Omit all pictures. Copy the rest of the material exactly.

——————————

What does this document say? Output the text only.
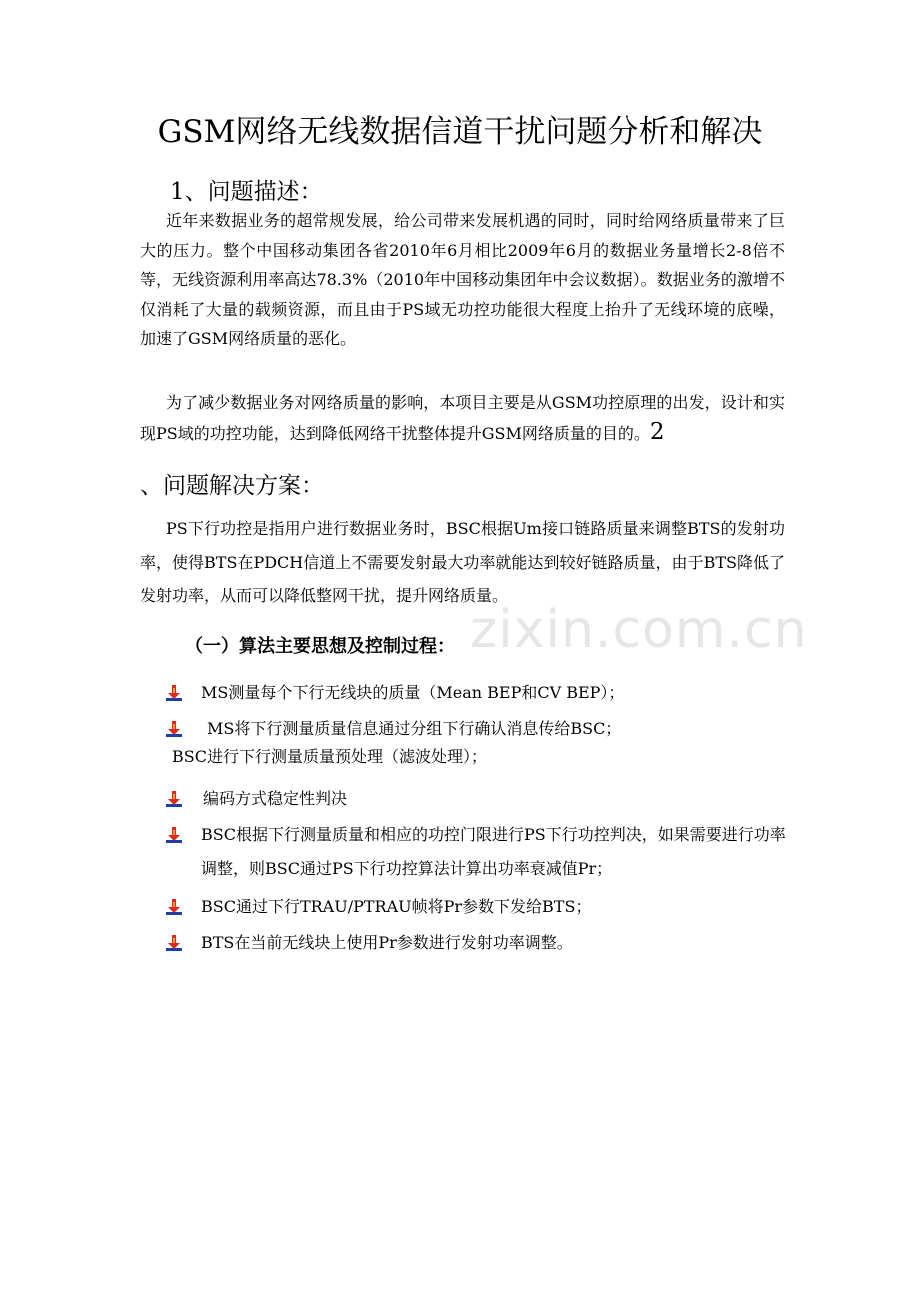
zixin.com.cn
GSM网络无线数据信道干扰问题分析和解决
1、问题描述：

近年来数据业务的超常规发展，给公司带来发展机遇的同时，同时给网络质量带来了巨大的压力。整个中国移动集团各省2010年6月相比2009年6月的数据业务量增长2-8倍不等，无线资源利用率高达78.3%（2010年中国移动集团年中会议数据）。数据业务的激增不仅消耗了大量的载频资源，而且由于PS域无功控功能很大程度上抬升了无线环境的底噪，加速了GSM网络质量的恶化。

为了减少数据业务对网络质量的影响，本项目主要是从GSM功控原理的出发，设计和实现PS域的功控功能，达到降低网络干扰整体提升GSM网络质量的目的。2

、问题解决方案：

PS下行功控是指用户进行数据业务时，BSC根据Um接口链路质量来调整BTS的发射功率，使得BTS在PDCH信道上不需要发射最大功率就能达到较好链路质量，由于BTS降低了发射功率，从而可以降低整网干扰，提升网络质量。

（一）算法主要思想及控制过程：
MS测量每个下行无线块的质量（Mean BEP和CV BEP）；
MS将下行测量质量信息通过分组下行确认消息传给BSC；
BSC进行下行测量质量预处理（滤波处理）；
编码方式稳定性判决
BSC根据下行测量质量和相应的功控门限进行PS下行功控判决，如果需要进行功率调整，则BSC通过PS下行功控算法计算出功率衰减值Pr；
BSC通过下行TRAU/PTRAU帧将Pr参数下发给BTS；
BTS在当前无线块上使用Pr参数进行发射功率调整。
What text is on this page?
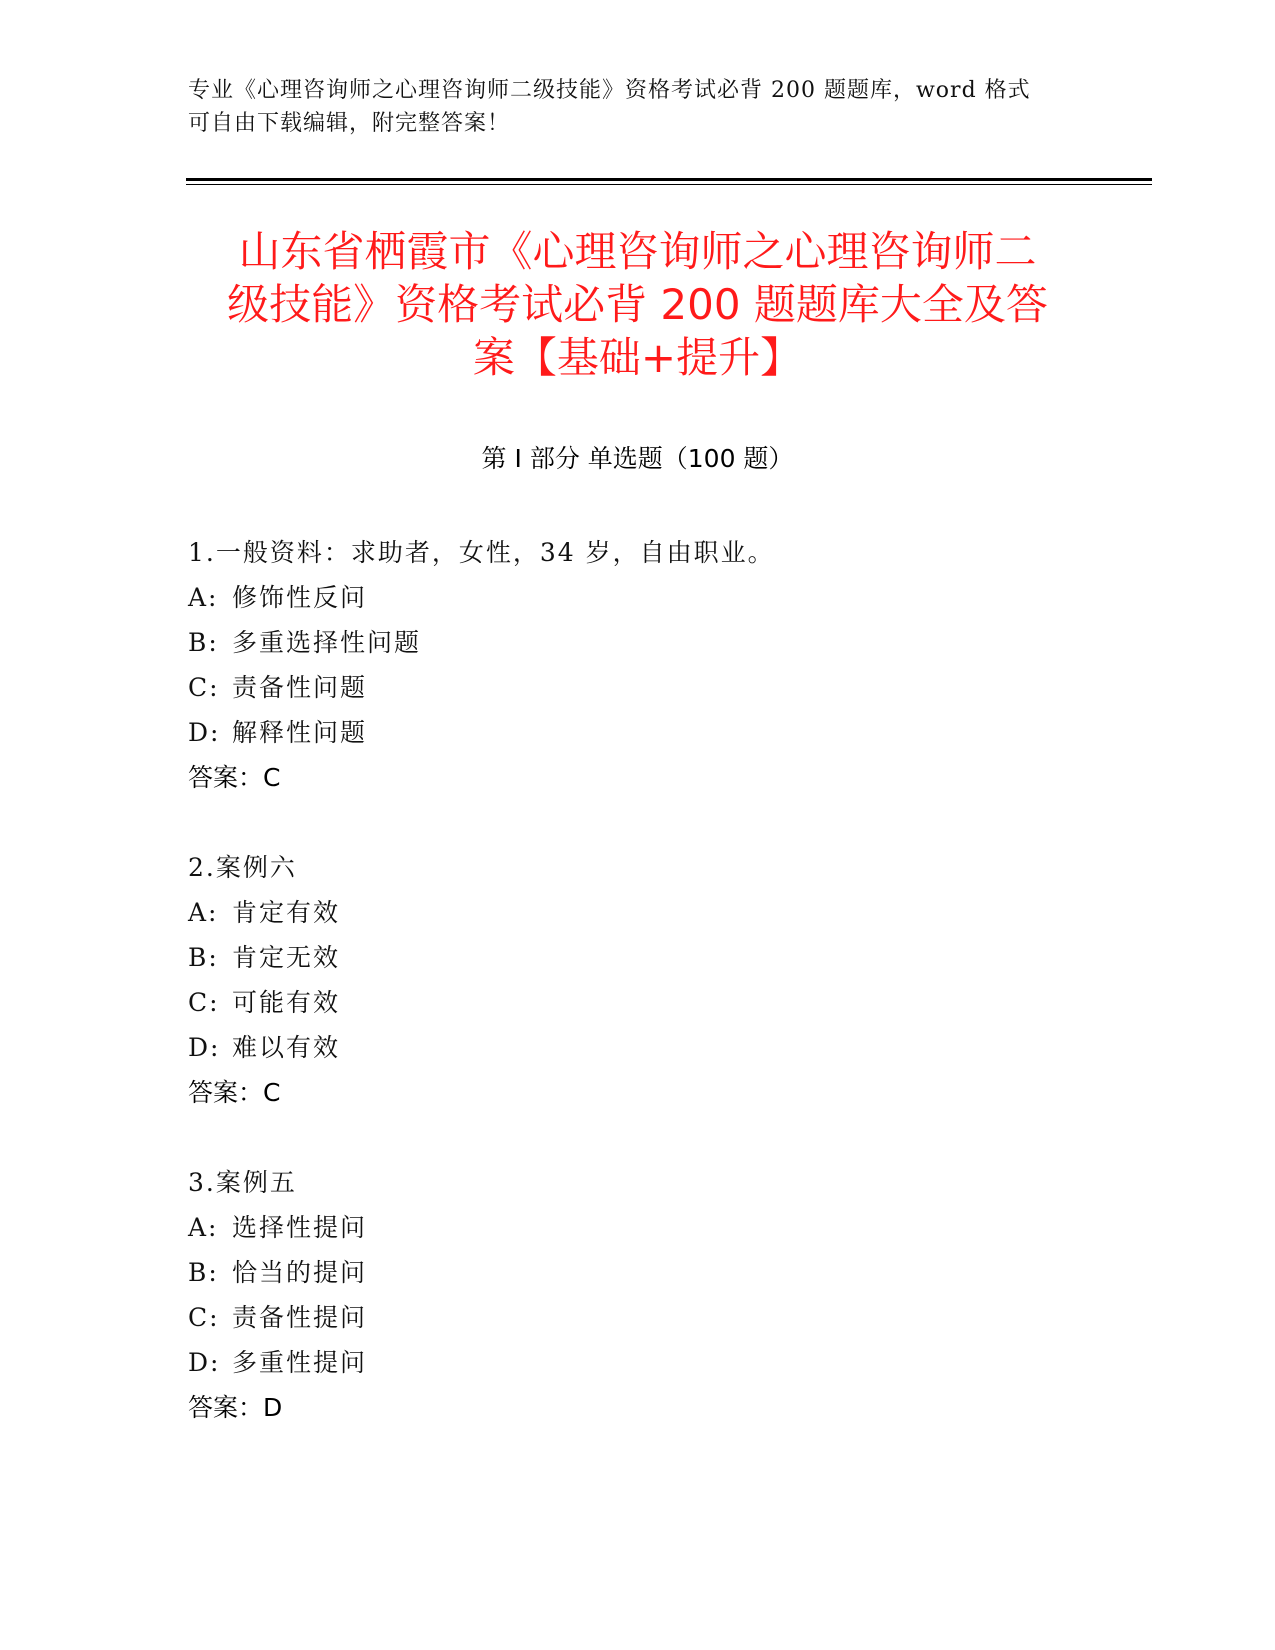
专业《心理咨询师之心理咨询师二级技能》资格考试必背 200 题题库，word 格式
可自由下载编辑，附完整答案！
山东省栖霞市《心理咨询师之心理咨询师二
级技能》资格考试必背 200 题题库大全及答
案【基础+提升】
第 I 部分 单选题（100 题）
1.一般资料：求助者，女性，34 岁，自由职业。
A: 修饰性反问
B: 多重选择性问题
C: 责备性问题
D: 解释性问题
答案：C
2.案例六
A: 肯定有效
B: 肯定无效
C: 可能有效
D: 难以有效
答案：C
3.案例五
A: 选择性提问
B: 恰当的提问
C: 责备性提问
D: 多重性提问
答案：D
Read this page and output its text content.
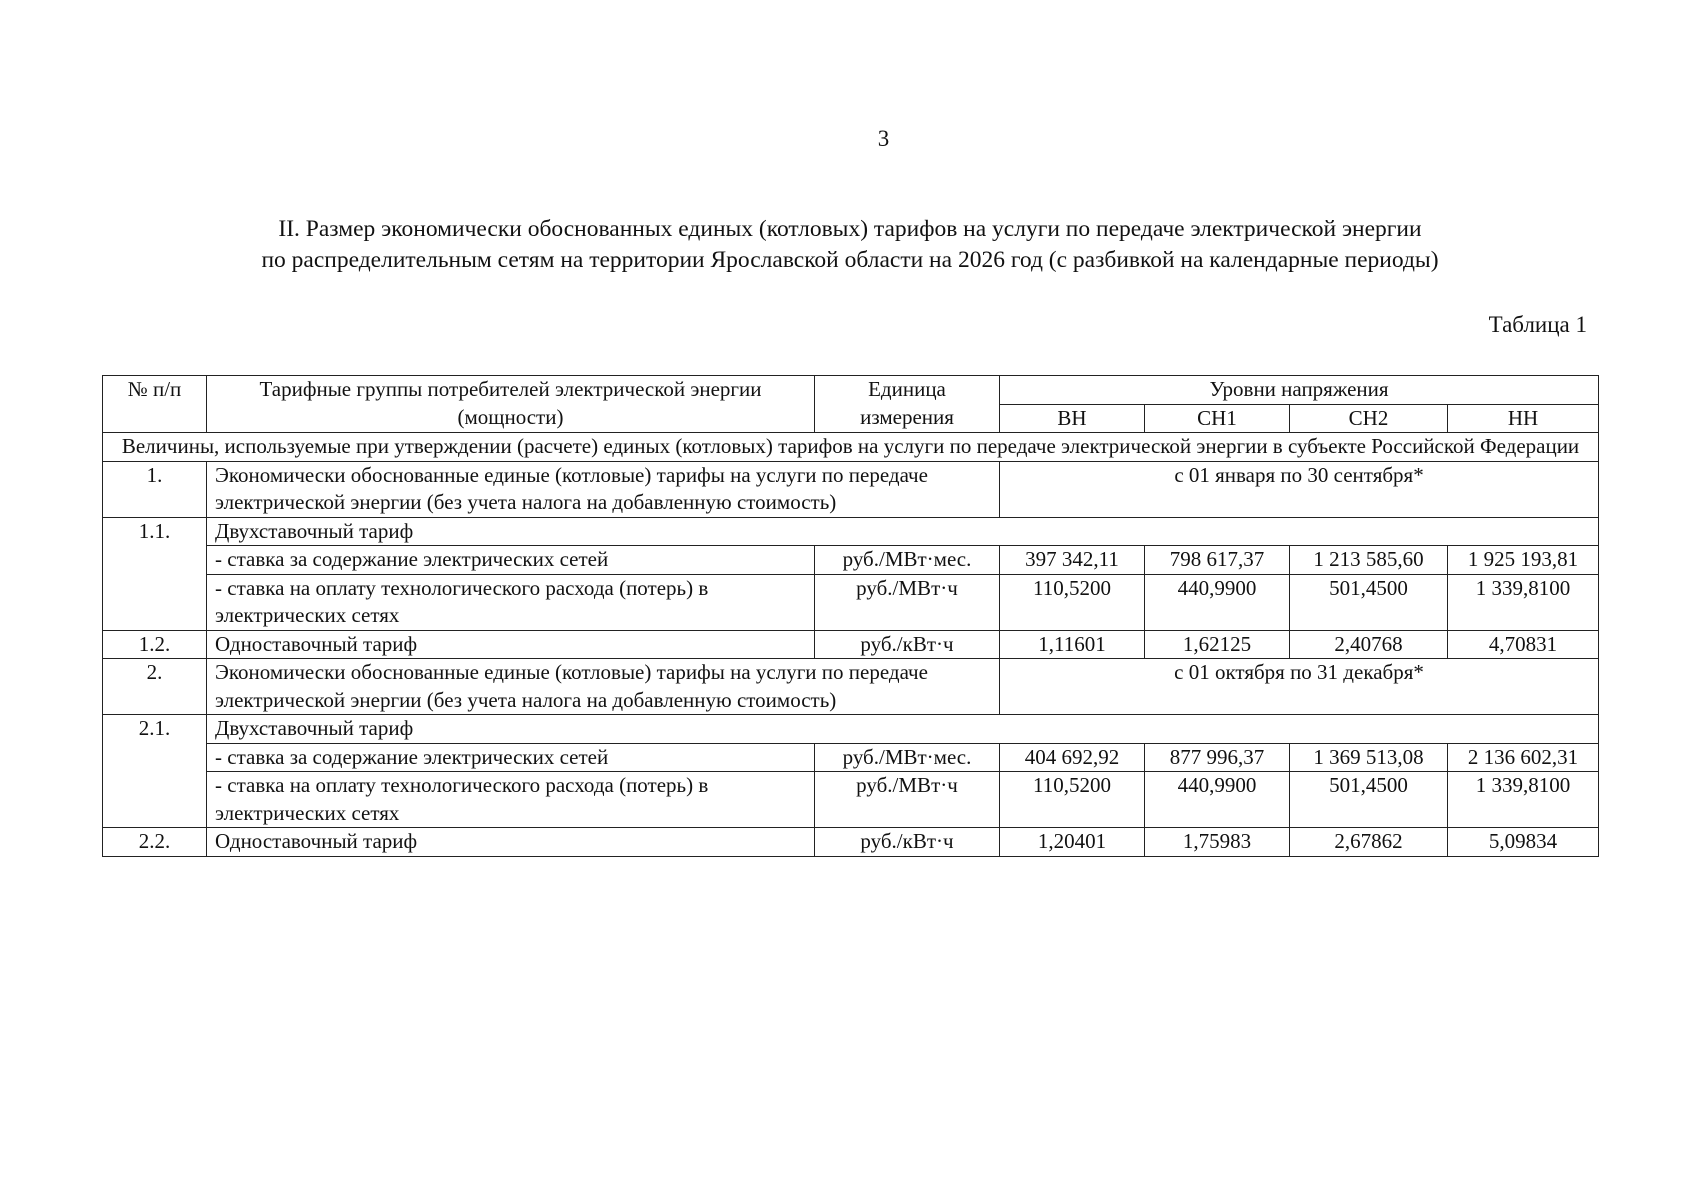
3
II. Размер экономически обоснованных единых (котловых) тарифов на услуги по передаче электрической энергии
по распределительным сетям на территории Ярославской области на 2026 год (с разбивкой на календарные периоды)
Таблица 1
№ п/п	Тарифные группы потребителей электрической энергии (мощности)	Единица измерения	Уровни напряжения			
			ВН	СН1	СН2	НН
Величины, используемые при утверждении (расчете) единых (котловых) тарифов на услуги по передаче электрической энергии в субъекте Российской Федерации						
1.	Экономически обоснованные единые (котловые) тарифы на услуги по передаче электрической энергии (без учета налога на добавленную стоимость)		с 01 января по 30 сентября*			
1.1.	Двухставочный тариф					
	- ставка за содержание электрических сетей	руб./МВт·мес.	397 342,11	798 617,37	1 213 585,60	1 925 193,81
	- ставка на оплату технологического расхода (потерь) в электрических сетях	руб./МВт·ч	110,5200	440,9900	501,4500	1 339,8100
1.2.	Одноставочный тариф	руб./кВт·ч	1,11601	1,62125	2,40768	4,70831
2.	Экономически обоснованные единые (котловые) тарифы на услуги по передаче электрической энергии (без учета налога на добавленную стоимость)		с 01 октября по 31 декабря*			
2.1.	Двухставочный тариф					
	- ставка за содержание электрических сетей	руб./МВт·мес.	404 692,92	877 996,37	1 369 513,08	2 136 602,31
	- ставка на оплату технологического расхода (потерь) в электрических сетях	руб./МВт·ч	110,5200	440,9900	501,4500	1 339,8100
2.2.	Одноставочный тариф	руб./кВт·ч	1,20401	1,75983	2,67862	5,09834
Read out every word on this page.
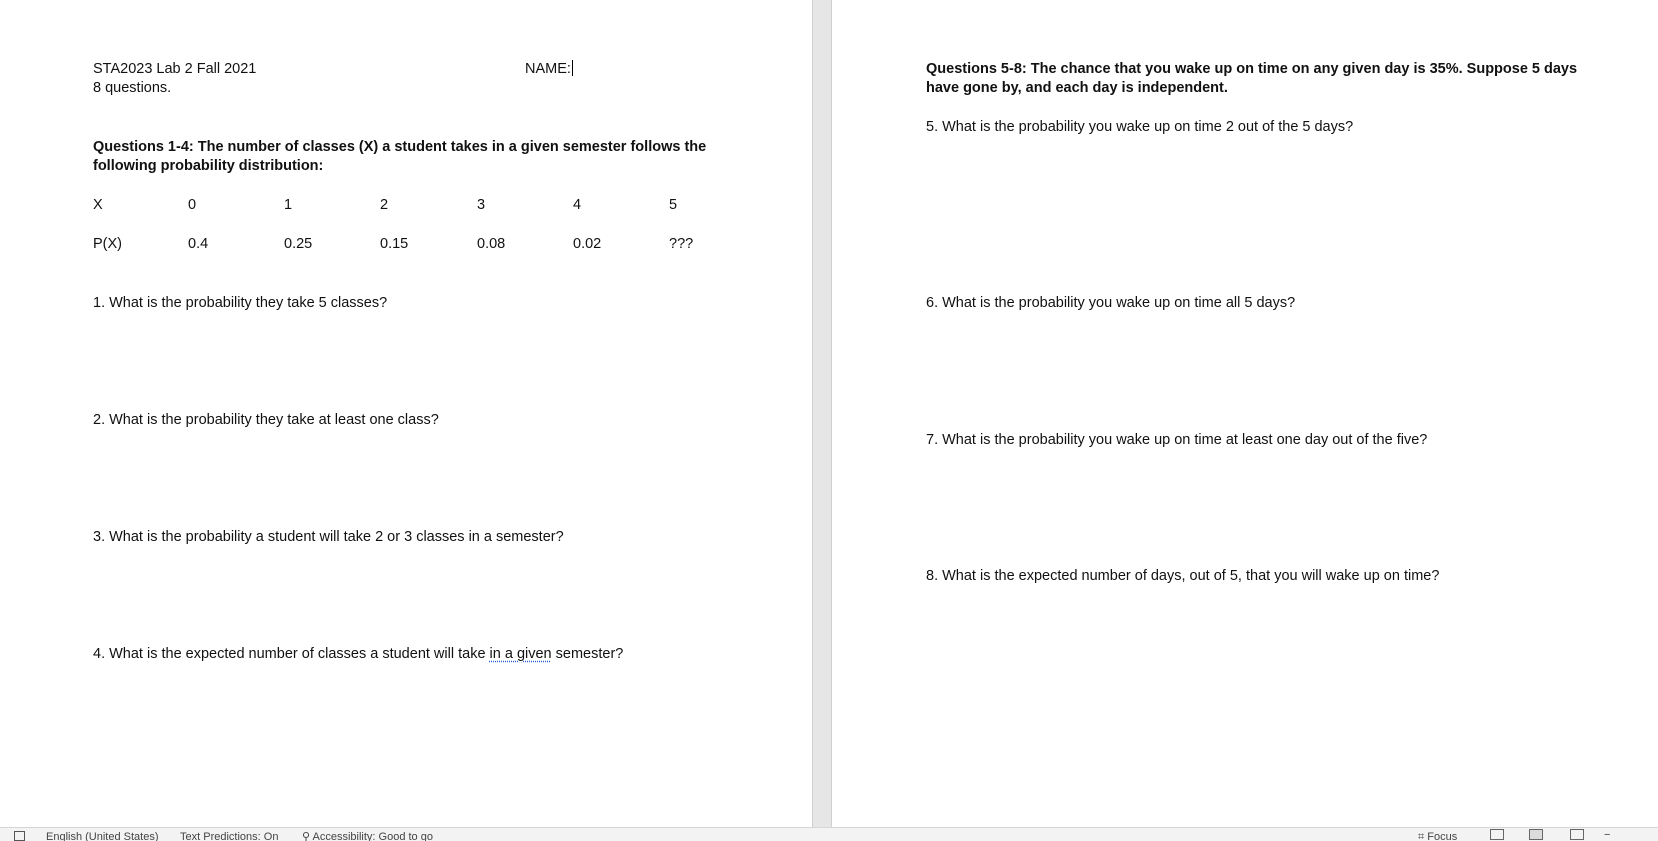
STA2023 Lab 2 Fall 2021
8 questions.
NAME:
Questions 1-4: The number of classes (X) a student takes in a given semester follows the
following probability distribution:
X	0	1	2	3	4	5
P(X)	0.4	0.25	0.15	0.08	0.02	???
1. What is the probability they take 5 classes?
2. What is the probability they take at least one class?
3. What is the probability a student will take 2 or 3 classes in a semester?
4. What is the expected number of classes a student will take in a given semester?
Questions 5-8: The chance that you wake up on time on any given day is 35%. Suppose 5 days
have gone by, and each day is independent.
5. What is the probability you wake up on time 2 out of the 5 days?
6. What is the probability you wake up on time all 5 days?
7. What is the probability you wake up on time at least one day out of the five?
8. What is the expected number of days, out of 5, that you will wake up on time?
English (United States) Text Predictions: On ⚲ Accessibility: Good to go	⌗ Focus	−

——————————

> [WRITTEN SOLUTION]:
What does this document say? Output the text only.
zixin.com.cn
GSM网络无线数据信道干扰问题分析和解决
1、问题描述：

近年来数据业务的超常规发展，给公司带来发展机遇的同时，同时给网络质量带来了巨大的压力。整个中国移动集团各省2010年6月相比2009年6月的数据业务量增长2-8倍不等，无线资源利用率高达78.3%（2010年中国移动集团年中会议数据）。数据业务的激增不仅消耗了大量的载频资源，而且由于PS域无功控功能很大程度上抬升了无线环境的底噪，加速了GSM网络质量的恶化。

为了减少数据业务对网络质量的影响，本项目主要是从GSM功控原理的出发，设计和实现PS域的功控功能，达到降低网络干扰整体提升GSM网络质量的目的。2

、问题解决方案：

PS下行功控是指用户进行数据业务时，BSC根据Um接口链路质量来调整BTS的发射功率，使得BTS在PDCH信道上不需要发射最大功率就能达到较好链路质量，由于BTS降低了发射功率，从而可以降低整网干扰，提升网络质量。

（一）算法主要思想及控制过程：
MS测量每个下行无线块的质量（Mean BEP和CV BEP）；
MS将下行测量质量信息通过分组下行确认消息传给BSC；
BSC进行下行测量质量预处理（滤波处理）；
编码方式稳定性判决
BSC根据下行测量质量和相应的功控门限进行PS下行功控判决，如果需要进行功率调整，则BSC通过PS下行功控算法计算出功率衰减值Pr；
BSC通过下行TRAU/PTRAU帧将Pr参数下发给BTS；
BTS在当前无线块上使用Pr参数进行发射功率调整。
What text is on this page?
专业《心理咨询师之心理咨询师二级技能》资格考试必背 200 题题库，word 格式
可自由下载编辑，附完整答案！
山东省栖霞市《心理咨询师之心理咨询师二
级技能》资格考试必背 200 题题库大全及答
案【基础+提升】
第 I 部分 单选题（100 题）
1.一般资料：求助者，女性，34 岁，自由职业。
A: 修饰性反问
B: 多重选择性问题
C: 责备性问题
D: 解释性问题
答案：C
2.案例六
A: 肯定有效
B: 肯定无效
C: 可能有效
D: 难以有效
答案：C
3.案例五
A: 选择性提问
B: 恰当的提问
C: 责备性提问
D: 多重性提问
答案：D
Read this page and output its text content.
3
II. Размер экономически обоснованных единых (котловых) тарифов на услуги по передаче электрической энергии
по распределительным сетям на территории Ярославской области на 2026 год (с разбивкой на календарные периоды)
Таблица 1
№ п/п	Тарифные группы потребителей электрической энергии (мощности)	Единица измерения	Уровни напряжения			
			ВН	СН1	СН2	НН
Величины, используемые при утверждении (расчете) единых (котловых) тарифов на услуги по передаче электрической энергии в субъекте Российской Федерации						
1.	Экономически обоснованные единые (котловые) тарифы на услуги по передаче электрической энергии (без учета налога на добавленную стоимость)		с 01 января по 30 сентября*			
1.1.	Двухставочный тариф					
	- ставка за содержание электрических сетей	руб./МВт·мес.	397 342,11	798 617,37	1 213 585,60	1 925 193,81
	- ставка на оплату технологического расхода (потерь) в электрических сетях	руб./МВт·ч	110,5200	440,9900	501,4500	1 339,8100
1.2.	Одноставочный тариф	руб./кВт·ч	1,11601	1,62125	2,40768	4,70831
2.	Экономически обоснованные единые (котловые) тарифы на услуги по передаче электрической энергии (без учета налога на добавленную стоимость)		с 01 октября по 31 декабря*			
2.1.	Двухставочный тариф					
	- ставка за содержание электрических сетей	руб./МВт·мес.	404 692,92	877 996,37	1 369 513,08	2 136 602,31
	- ставка на оплату технологического расхода (потерь) в электрических сетях	руб./МВт·ч	110,5200	440,9900	501,4500	1 339,8100
2.2.	Одноставочный тариф	руб./кВт·ч	1,20401	1,75983	2,67862	5,09834
Read out every word on this page.
STA2023 Lab 2 Fall 2021
8 questions.
NAME:
Questions 1-4: The number of classes (X) a student takes in a given semester follows the
following probability distribution:
X	0	1	2	3	4	5
P(X)	0.4	0.25	0.15	0.08	0.02	???
1. What is the probability they take 5 classes?
2. What is the probability they take at least one class?
3. What is the probability a student will take 2 or 3 classes in a semester?
4. What is the expected number of classes a student will take in a given semester?
Questions 5-8: The chance that you wake up on time on any given day is 35%. Suppose 5 days
have gone by, and each day is independent.
5. What is the probability you wake up on time 2 out of the 5 days?
6. What is the probability you wake up on time all 5 days?
7. What is the probability you wake up on time at least one day out of the five?
8. What is the expected number of days, out of 5, that you will wake up on time?
English (United States) Text Predictions: On ⚲ Accessibility: Good to go	⌗ Focus	−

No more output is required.